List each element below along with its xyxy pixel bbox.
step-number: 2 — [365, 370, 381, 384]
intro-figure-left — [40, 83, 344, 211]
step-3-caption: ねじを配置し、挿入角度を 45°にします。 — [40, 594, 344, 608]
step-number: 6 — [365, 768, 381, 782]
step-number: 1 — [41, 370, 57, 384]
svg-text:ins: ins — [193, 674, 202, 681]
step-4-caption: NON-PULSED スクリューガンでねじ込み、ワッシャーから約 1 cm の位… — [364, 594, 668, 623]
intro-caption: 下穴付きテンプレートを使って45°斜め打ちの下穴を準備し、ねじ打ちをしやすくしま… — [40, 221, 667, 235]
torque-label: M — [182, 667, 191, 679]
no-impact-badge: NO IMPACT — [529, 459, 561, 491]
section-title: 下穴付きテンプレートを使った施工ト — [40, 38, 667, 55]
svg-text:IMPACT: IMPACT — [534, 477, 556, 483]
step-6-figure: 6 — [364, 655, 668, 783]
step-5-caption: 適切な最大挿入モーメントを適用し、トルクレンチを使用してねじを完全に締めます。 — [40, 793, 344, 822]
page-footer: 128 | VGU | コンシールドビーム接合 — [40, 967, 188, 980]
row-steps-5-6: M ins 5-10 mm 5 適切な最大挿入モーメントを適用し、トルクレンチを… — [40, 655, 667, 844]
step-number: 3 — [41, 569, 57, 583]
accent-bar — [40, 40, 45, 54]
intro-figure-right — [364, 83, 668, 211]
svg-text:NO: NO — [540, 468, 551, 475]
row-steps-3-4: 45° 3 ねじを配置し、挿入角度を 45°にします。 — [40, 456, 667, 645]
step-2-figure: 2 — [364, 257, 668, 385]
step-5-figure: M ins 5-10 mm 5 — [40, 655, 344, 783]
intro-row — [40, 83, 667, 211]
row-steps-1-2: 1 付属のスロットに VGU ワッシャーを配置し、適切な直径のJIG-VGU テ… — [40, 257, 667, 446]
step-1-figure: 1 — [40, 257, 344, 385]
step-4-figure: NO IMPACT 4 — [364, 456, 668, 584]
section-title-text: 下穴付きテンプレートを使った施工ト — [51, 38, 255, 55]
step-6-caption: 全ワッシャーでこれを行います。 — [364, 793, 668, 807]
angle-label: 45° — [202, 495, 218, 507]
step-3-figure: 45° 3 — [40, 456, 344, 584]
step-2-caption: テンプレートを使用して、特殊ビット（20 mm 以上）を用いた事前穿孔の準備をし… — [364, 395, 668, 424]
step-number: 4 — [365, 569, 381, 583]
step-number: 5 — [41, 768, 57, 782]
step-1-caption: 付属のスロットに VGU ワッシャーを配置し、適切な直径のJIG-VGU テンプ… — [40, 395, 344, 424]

----

**REQUIRED TASK:**
State how many lines in the rows above contain the string "適切な直径のJIG". Matching is case-sensitive, and the reply is only the number.

**ANSWER:**
2